▸ Records excerpted from a collection

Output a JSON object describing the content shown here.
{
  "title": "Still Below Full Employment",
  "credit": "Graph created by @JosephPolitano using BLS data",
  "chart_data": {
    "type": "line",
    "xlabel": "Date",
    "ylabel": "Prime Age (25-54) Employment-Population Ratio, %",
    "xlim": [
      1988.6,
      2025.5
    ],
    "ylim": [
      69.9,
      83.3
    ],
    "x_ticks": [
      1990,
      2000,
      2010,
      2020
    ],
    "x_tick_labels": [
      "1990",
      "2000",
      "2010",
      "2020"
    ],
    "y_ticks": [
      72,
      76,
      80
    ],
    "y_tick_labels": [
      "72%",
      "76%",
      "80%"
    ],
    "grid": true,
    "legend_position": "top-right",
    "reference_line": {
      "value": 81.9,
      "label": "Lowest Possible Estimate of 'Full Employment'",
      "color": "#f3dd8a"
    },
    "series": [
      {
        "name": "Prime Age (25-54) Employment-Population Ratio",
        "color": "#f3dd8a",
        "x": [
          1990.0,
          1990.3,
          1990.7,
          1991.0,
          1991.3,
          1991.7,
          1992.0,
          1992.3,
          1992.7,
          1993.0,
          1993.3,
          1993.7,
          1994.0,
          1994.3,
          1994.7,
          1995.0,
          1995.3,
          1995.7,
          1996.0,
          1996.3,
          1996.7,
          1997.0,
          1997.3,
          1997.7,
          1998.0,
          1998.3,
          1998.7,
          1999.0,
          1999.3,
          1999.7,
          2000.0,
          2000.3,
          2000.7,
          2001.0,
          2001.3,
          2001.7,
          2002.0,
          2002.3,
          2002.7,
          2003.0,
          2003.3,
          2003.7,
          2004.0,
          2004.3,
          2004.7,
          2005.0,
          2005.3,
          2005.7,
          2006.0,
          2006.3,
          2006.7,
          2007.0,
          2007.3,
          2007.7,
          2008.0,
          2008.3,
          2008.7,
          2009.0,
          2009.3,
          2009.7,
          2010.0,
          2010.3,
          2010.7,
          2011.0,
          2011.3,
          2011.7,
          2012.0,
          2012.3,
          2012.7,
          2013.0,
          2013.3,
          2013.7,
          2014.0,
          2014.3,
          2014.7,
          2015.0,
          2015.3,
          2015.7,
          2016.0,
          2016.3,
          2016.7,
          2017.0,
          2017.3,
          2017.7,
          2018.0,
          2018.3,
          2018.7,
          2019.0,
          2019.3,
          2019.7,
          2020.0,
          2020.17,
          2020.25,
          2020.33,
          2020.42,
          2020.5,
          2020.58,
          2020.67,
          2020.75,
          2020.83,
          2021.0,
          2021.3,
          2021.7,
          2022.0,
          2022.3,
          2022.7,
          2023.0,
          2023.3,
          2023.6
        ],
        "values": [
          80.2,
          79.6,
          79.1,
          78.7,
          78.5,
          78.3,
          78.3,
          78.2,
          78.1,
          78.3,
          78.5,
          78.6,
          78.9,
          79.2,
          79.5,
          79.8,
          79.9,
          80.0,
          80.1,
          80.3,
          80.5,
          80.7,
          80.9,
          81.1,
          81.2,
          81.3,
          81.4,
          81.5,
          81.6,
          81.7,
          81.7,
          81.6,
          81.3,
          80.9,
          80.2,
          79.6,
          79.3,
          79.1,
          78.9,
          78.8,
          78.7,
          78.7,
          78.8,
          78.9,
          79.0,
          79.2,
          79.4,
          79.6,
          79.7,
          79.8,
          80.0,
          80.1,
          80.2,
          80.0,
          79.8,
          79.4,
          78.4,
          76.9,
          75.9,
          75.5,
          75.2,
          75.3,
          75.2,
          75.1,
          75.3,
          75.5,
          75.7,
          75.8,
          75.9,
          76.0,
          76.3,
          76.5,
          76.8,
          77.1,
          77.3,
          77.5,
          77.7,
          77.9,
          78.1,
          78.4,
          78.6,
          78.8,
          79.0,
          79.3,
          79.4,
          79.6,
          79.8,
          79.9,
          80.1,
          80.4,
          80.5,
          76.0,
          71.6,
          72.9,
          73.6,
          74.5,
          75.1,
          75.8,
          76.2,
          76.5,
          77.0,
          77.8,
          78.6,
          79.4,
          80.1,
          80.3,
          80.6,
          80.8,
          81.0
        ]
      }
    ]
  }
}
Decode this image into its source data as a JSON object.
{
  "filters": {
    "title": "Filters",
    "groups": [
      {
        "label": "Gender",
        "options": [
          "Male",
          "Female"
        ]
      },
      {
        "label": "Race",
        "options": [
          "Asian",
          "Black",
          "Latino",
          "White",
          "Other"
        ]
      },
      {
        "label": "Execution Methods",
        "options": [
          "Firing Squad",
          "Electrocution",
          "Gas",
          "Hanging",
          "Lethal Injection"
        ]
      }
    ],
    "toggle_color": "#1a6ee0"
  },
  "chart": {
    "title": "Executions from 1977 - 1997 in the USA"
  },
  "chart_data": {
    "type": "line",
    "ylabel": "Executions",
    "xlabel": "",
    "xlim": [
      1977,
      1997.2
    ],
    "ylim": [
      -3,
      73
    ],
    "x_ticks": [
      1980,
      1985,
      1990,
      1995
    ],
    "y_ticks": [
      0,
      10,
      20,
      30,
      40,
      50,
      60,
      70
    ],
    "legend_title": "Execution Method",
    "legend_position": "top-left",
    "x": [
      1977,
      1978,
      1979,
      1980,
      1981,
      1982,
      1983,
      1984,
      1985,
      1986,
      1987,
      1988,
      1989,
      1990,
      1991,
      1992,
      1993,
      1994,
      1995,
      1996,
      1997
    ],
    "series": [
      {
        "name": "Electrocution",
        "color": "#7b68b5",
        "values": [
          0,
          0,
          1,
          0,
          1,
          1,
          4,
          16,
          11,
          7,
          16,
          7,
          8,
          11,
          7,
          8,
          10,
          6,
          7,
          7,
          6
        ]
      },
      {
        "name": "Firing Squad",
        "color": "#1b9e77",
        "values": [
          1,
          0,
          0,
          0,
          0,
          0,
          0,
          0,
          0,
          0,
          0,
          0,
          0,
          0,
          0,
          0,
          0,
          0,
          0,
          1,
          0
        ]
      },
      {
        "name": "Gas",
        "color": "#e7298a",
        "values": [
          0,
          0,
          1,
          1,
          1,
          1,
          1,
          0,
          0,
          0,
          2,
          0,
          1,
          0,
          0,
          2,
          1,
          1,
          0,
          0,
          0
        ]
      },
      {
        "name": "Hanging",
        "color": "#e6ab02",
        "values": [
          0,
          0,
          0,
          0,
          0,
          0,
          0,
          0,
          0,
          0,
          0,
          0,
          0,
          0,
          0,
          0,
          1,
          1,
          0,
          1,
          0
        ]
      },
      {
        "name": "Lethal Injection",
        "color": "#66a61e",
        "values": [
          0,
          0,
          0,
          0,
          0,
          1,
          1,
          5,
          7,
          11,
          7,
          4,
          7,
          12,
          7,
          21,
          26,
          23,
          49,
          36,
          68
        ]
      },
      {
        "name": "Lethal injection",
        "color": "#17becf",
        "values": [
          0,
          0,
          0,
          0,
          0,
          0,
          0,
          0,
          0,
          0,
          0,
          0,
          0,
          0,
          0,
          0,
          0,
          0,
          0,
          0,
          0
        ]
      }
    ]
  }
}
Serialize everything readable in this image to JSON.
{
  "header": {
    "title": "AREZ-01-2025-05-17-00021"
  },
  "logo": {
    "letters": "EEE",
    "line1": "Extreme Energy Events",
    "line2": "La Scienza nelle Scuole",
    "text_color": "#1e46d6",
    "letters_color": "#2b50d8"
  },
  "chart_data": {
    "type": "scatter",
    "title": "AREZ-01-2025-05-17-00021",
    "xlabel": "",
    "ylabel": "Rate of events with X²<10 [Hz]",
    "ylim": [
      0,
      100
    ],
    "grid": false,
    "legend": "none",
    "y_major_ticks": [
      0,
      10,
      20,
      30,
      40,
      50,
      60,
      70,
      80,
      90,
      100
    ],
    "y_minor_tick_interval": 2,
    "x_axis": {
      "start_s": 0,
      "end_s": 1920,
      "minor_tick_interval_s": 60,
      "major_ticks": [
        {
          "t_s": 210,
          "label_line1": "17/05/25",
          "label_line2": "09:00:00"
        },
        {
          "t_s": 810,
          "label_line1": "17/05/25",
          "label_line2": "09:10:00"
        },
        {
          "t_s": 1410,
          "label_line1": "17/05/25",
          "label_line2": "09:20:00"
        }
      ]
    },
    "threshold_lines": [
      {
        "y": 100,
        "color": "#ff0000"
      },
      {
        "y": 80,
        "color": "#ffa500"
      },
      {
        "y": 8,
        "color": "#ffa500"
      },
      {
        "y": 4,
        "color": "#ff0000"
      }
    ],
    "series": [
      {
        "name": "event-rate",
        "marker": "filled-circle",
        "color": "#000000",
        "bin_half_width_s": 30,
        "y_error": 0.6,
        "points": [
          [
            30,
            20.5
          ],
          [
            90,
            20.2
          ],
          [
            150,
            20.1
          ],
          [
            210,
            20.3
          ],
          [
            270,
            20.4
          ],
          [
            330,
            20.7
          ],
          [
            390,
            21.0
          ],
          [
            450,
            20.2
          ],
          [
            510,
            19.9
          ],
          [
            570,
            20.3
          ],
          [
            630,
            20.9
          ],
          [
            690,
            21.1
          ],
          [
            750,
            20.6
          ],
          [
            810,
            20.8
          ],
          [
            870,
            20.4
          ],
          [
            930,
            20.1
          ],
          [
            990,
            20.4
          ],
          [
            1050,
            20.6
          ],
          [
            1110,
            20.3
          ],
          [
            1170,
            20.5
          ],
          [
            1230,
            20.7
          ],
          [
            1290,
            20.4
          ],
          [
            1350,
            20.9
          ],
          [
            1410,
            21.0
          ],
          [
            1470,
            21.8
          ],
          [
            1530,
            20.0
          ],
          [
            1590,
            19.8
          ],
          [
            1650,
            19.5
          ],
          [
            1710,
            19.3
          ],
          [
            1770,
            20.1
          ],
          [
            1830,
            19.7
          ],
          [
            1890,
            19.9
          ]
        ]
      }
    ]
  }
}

▸ EXERCISE AIM
Identify all lines in the records above with the word "JSON".

▸ WRITTEN RESPONSE
Output a JSON object describing the content shown here.
Decode this image into its source data as a JSON object.
Serialize everything readable in this image to JSON.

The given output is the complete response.